● **Problem to work on**: All of the records below must be output exactly, with no pictures carried over.

● **Provided data**:
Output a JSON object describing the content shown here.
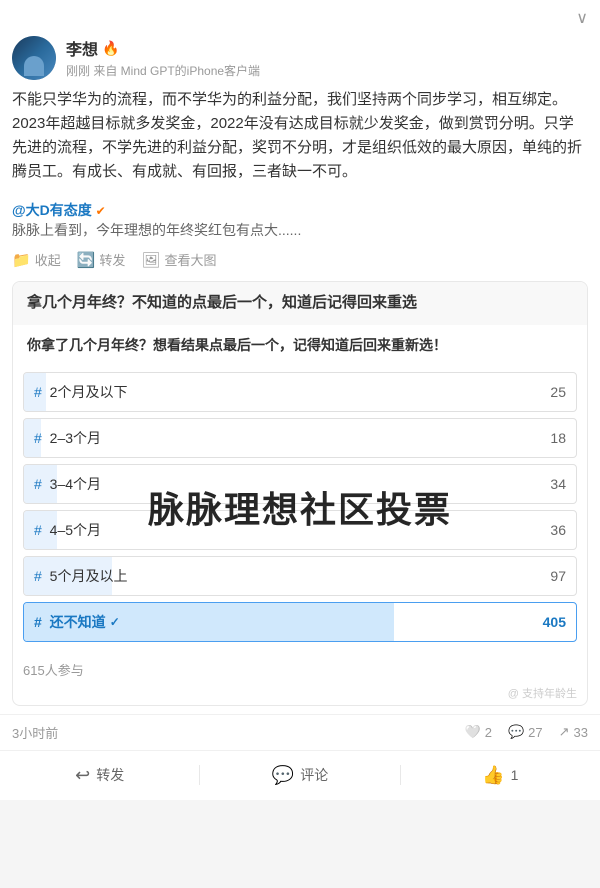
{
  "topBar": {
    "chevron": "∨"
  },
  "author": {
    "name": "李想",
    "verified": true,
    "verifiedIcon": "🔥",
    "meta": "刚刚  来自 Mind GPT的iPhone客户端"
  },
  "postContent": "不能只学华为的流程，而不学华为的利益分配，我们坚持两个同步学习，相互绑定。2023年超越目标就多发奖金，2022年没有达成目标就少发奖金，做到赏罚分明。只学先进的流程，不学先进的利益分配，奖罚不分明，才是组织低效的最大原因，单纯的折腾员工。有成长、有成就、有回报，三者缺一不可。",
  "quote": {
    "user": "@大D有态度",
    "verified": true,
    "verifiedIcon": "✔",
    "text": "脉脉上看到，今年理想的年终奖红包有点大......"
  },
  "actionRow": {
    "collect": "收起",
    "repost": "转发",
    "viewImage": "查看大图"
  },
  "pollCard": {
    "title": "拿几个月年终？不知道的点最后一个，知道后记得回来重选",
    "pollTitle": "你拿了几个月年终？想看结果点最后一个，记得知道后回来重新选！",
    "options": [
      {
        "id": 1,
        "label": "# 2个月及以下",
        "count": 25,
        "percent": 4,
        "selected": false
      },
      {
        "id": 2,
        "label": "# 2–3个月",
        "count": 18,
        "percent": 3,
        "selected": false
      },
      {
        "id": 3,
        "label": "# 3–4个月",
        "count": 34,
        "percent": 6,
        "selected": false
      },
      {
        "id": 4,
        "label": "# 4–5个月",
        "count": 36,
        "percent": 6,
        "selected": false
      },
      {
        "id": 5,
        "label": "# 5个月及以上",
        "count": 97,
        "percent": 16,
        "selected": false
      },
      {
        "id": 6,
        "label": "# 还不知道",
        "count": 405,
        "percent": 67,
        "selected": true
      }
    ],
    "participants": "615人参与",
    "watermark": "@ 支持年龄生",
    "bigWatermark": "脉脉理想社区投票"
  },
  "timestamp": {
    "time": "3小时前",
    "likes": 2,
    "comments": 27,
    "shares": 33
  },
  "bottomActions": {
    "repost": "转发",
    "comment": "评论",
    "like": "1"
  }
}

● **Finished exercise**:
Output a JSON object describing the content shown here.
{
  "topBar": {
    "chevron": "∨"
  },
  "author": {
    "name": "李想",
    "verified": true,
    "verifiedIcon": "🔥",
    "meta": "刚刚  来自 Mind GPT的iPhone客户端"
  },
  "postContent": "不能只学华为的流程，而不学华为的利益分配，我们坚持两个同步学习，相互绑定。2023年超越目标就多发奖金，2022年没有达成目标就少发奖金，做到赏罚分明。只学先进的流程，不学先进的利益分配，奖罚不分明，才是组织低效的最大原因，单纯的折腾员工。有成长、有成就、有回报，三者缺一不可。",
  "quote": {
    "user": "@大D有态度",
    "verified": true,
    "verifiedIcon": "✔",
    "text": "脉脉上看到，今年理想的年终奖红包有点大......"
  },
  "actionRow": {
    "collect": "收起",
    "repost": "转发",
    "viewImage": "查看大图"
  },
  "pollCard": {
    "title": "拿几个月年终？不知道的点最后一个，知道后记得回来重选",
    "pollTitle": "你拿了几个月年终？想看结果点最后一个，记得知道后回来重新选！",
    "options": [
      {
        "id": 1,
        "label": "# 2个月及以下",
        "count": 25,
        "percent": 4,
        "selected": false
      },
      {
        "id": 2,
        "label": "# 2–3个月",
        "count": 18,
        "percent": 3,
        "selected": false
      },
      {
        "id": 3,
        "label": "# 3–4个月",
        "count": 34,
        "percent": 6,
        "selected": false
      },
      {
        "id": 4,
        "label": "# 4–5个月",
        "count": 36,
        "percent": 6,
        "selected": false
      },
      {
        "id": 5,
        "label": "# 5个月及以上",
        "count": 97,
        "percent": 16,
        "selected": false
      },
      {
        "id": 6,
        "label": "# 还不知道",
        "count": 405,
        "percent": 67,
        "selected": true
      }
    ],
    "participants": "615人参与",
    "watermark": "@ 支持年龄生",
    "bigWatermark": "脉脉理想社区投票"
  },
  "timestamp": {
    "time": "3小时前",
    "likes": 2,
    "comments": 27,
    "shares": 33
  },
  "bottomActions": {
    "repost": "转发",
    "comment": "评论",
    "like": "1"
  }
}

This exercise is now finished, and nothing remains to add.